What is needed here is an exact copy of every entry.
>> begin Supplied entries
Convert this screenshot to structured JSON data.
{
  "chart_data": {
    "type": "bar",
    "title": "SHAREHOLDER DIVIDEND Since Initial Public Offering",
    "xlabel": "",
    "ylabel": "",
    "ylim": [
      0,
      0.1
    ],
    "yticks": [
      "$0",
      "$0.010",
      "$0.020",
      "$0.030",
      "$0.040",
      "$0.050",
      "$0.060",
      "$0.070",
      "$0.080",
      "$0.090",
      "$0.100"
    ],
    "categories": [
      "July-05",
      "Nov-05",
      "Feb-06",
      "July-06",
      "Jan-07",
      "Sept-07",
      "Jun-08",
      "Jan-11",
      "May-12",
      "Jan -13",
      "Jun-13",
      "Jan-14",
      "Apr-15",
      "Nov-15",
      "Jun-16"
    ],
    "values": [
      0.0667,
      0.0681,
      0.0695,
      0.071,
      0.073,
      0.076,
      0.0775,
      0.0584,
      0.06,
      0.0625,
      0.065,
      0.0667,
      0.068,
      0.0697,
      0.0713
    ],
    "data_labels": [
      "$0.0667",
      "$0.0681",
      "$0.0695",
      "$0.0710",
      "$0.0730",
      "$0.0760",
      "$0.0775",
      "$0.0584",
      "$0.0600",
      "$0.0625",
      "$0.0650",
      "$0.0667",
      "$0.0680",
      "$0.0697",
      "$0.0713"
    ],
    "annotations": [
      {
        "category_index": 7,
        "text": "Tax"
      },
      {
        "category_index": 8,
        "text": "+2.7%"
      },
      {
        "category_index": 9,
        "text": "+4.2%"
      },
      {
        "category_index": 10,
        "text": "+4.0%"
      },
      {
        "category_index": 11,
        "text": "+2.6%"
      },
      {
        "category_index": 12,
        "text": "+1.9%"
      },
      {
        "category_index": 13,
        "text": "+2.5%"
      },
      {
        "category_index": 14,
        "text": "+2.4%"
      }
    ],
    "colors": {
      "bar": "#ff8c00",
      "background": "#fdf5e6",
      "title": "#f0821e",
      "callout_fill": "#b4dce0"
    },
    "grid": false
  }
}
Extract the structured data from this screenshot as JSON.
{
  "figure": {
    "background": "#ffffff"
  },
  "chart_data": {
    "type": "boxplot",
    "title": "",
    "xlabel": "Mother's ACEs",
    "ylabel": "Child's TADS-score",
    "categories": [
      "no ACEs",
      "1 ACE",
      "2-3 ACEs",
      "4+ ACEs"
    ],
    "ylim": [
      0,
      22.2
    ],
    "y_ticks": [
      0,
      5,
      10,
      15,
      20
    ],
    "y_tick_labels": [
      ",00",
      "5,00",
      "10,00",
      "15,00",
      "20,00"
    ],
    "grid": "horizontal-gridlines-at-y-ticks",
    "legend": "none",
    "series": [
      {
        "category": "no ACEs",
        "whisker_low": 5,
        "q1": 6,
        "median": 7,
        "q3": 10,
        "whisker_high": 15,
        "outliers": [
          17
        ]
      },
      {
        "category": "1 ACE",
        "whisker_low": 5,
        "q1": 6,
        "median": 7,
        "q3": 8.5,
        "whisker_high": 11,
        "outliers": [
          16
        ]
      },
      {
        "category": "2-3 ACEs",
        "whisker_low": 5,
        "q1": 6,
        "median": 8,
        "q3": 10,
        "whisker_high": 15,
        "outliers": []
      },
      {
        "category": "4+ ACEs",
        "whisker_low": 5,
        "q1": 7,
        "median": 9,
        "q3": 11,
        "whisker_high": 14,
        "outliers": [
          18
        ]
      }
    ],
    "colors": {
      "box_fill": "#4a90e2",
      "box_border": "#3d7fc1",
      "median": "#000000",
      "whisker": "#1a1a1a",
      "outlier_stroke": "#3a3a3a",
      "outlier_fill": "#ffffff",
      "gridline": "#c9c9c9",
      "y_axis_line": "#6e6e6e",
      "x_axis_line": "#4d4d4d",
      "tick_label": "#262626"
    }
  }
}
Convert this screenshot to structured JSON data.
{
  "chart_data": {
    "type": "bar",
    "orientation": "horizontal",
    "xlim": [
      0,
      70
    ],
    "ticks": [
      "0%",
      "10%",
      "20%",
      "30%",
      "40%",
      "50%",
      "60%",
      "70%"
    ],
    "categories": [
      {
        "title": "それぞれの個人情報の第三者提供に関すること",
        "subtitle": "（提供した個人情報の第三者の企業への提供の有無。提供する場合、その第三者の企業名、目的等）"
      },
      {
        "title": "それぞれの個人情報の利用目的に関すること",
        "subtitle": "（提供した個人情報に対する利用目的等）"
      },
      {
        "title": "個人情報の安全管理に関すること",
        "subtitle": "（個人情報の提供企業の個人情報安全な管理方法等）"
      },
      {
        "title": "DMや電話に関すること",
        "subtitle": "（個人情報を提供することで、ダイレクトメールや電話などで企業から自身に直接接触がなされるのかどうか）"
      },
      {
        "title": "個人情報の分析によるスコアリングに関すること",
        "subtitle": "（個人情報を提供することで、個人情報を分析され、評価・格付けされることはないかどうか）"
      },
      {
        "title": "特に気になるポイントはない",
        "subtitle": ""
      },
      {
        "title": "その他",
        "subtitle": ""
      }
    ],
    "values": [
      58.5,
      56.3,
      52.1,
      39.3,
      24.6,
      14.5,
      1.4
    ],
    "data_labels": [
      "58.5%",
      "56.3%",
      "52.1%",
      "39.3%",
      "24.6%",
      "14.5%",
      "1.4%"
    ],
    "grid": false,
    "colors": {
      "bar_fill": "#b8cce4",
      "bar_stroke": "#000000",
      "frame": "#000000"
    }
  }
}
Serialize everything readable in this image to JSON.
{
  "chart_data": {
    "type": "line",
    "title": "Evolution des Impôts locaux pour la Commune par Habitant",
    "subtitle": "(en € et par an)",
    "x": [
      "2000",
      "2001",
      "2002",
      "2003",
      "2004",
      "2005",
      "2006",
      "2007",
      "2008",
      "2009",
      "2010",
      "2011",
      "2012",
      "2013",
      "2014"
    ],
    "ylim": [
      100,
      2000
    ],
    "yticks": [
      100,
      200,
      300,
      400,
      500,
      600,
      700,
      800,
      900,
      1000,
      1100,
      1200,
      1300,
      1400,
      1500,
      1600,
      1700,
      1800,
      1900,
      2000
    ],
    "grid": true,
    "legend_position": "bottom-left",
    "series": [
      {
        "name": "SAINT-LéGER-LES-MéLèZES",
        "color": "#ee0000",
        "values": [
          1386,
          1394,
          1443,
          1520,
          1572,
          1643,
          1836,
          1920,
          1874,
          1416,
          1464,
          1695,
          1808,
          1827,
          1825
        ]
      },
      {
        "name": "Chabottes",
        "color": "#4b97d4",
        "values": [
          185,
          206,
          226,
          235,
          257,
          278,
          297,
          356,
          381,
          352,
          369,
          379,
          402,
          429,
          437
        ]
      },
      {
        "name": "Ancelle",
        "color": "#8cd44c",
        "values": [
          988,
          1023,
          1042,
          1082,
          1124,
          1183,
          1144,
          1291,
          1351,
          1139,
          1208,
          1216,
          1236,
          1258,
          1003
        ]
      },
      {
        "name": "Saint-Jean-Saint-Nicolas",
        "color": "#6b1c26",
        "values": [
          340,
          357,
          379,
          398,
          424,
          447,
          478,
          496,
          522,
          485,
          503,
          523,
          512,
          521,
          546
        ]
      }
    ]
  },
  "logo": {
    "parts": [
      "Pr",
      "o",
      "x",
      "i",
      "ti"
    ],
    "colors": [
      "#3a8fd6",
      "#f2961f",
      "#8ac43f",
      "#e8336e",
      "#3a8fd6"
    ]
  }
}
>> end Supplied entries
# Task solution
Convert this screenshot to structured JSON data.
{
  "chart_data": {
    "type": "bar",
    "title": "SHAREHOLDER DIVIDEND Since Initial Public Offering",
    "xlabel": "",
    "ylabel": "",
    "ylim": [
      0,
      0.1
    ],
    "yticks": [
      "$0",
      "$0.010",
      "$0.020",
      "$0.030",
      "$0.040",
      "$0.050",
      "$0.060",
      "$0.070",
      "$0.080",
      "$0.090",
      "$0.100"
    ],
    "categories": [
      "July-05",
      "Nov-05",
      "Feb-06",
      "July-06",
      "Jan-07",
      "Sept-07",
      "Jun-08",
      "Jan-11",
      "May-12",
      "Jan -13",
      "Jun-13",
      "Jan-14",
      "Apr-15",
      "Nov-15",
      "Jun-16"
    ],
    "values": [
      0.0667,
      0.0681,
      0.0695,
      0.071,
      0.073,
      0.076,
      0.0775,
      0.0584,
      0.06,
      0.0625,
      0.065,
      0.0667,
      0.068,
      0.0697,
      0.0713
    ],
    "data_labels": [
      "$0.0667",
      "$0.0681",
      "$0.0695",
      "$0.0710",
      "$0.0730",
      "$0.0760",
      "$0.0775",
      "$0.0584",
      "$0.0600",
      "$0.0625",
      "$0.0650",
      "$0.0667",
      "$0.0680",
      "$0.0697",
      "$0.0713"
    ],
    "annotations": [
      {
        "category_index": 7,
        "text": "Tax"
      },
      {
        "category_index": 8,
        "text": "+2.7%"
      },
      {
        "category_index": 9,
        "text": "+4.2%"
      },
      {
        "category_index": 10,
        "text": "+4.0%"
      },
      {
        "category_index": 11,
        "text": "+2.6%"
      },
      {
        "category_index": 12,
        "text": "+1.9%"
      },
      {
        "category_index": 13,
        "text": "+2.5%"
      },
      {
        "category_index": 14,
        "text": "+2.4%"
      }
    ],
    "colors": {
      "bar": "#ff8c00",
      "background": "#fdf5e6",
      "title": "#f0821e",
      "callout_fill": "#b4dce0"
    },
    "grid": false
  }
}
Extract the structured data from this screenshot as JSON.
{
  "figure": {
    "background": "#ffffff"
  },
  "chart_data": {
    "type": "boxplot",
    "title": "",
    "xlabel": "Mother's ACEs",
    "ylabel": "Child's TADS-score",
    "categories": [
      "no ACEs",
      "1 ACE",
      "2-3 ACEs",
      "4+ ACEs"
    ],
    "ylim": [
      0,
      22.2
    ],
    "y_ticks": [
      0,
      5,
      10,
      15,
      20
    ],
    "y_tick_labels": [
      ",00",
      "5,00",
      "10,00",
      "15,00",
      "20,00"
    ],
    "grid": "horizontal-gridlines-at-y-ticks",
    "legend": "none",
    "series": [
      {
        "category": "no ACEs",
        "whisker_low": 5,
        "q1": 6,
        "median": 7,
        "q3": 10,
        "whisker_high": 15,
        "outliers": [
          17
        ]
      },
      {
        "category": "1 ACE",
        "whisker_low": 5,
        "q1": 6,
        "median": 7,
        "q3": 8.5,
        "whisker_high": 11,
        "outliers": [
          16
        ]
      },
      {
        "category": "2-3 ACEs",
        "whisker_low": 5,
        "q1": 6,
        "median": 8,
        "q3": 10,
        "whisker_high": 15,
        "outliers": []
      },
      {
        "category": "4+ ACEs",
        "whisker_low": 5,
        "q1": 7,
        "median": 9,
        "q3": 11,
        "whisker_high": 14,
        "outliers": [
          18
        ]
      }
    ],
    "colors": {
      "box_fill": "#4a90e2",
      "box_border": "#3d7fc1",
      "median": "#000000",
      "whisker": "#1a1a1a",
      "outlier_stroke": "#3a3a3a",
      "outlier_fill": "#ffffff",
      "gridline": "#c9c9c9",
      "y_axis_line": "#6e6e6e",
      "x_axis_line": "#4d4d4d",
      "tick_label": "#262626"
    }
  }
}
Convert this screenshot to structured JSON data.
{
  "chart_data": {
    "type": "bar",
    "orientation": "horizontal",
    "xlim": [
      0,
      70
    ],
    "ticks": [
      "0%",
      "10%",
      "20%",
      "30%",
      "40%",
      "50%",
      "60%",
      "70%"
    ],
    "categories": [
      {
        "title": "それぞれの個人情報の第三者提供に関すること",
        "subtitle": "（提供した個人情報の第三者の企業への提供の有無。提供する場合、その第三者の企業名、目的等）"
      },
      {
        "title": "それぞれの個人情報の利用目的に関すること",
        "subtitle": "（提供した個人情報に対する利用目的等）"
      },
      {
        "title": "個人情報の安全管理に関すること",
        "subtitle": "（個人情報の提供企業の個人情報安全な管理方法等）"
      },
      {
        "title": "DMや電話に関すること",
        "subtitle": "（個人情報を提供することで、ダイレクトメールや電話などで企業から自身に直接接触がなされるのかどうか）"
      },
      {
        "title": "個人情報の分析によるスコアリングに関すること",
        "subtitle": "（個人情報を提供することで、個人情報を分析され、評価・格付けされることはないかどうか）"
      },
      {
        "title": "特に気になるポイントはない",
        "subtitle": ""
      },
      {
        "title": "その他",
        "subtitle": ""
      }
    ],
    "values": [
      58.5,
      56.3,
      52.1,
      39.3,
      24.6,
      14.5,
      1.4
    ],
    "data_labels": [
      "58.5%",
      "56.3%",
      "52.1%",
      "39.3%",
      "24.6%",
      "14.5%",
      "1.4%"
    ],
    "grid": false,
    "colors": {
      "bar_fill": "#b8cce4",
      "bar_stroke": "#000000",
      "frame": "#000000"
    }
  }
}
Serialize everything readable in this image to JSON.
{
  "chart_data": {
    "type": "line",
    "title": "Evolution des Impôts locaux pour la Commune par Habitant",
    "subtitle": "(en € et par an)",
    "x": [
      "2000",
      "2001",
      "2002",
      "2003",
      "2004",
      "2005",
      "2006",
      "2007",
      "2008",
      "2009",
      "2010",
      "2011",
      "2012",
      "2013",
      "2014"
    ],
    "ylim": [
      100,
      2000
    ],
    "yticks": [
      100,
      200,
      300,
      400,
      500,
      600,
      700,
      800,
      900,
      1000,
      1100,
      1200,
      1300,
      1400,
      1500,
      1600,
      1700,
      1800,
      1900,
      2000
    ],
    "grid": true,
    "legend_position": "bottom-left",
    "series": [
      {
        "name": "SAINT-LéGER-LES-MéLèZES",
        "color": "#ee0000",
        "values": [
          1386,
          1394,
          1443,
          1520,
          1572,
          1643,
          1836,
          1920,
          1874,
          1416,
          1464,
          1695,
          1808,
          1827,
          1825
        ]
      },
      {
        "name": "Chabottes",
        "color": "#4b97d4",
        "values": [
          185,
          206,
          226,
          235,
          257,
          278,
          297,
          356,
          381,
          352,
          369,
          379,
          402,
          429,
          437
        ]
      },
      {
        "name": "Ancelle",
        "color": "#8cd44c",
        "values": [
          988,
          1023,
          1042,
          1082,
          1124,
          1183,
          1144,
          1291,
          1351,
          1139,
          1208,
          1216,
          1236,
          1258,
          1003
        ]
      },
      {
        "name": "Saint-Jean-Saint-Nicolas",
        "color": "#6b1c26",
        "values": [
          340,
          357,
          379,
          398,
          424,
          447,
          478,
          496,
          522,
          485,
          503,
          523,
          512,
          521,
          546
        ]
      }
    ]
  },
  "logo": {
    "parts": [
      "Pr",
      "o",
      "x",
      "i",
      "ti"
    ],
    "colors": [
      "#3a8fd6",
      "#f2961f",
      "#8ac43f",
      "#e8336e",
      "#3a8fd6"
    ]
  }
}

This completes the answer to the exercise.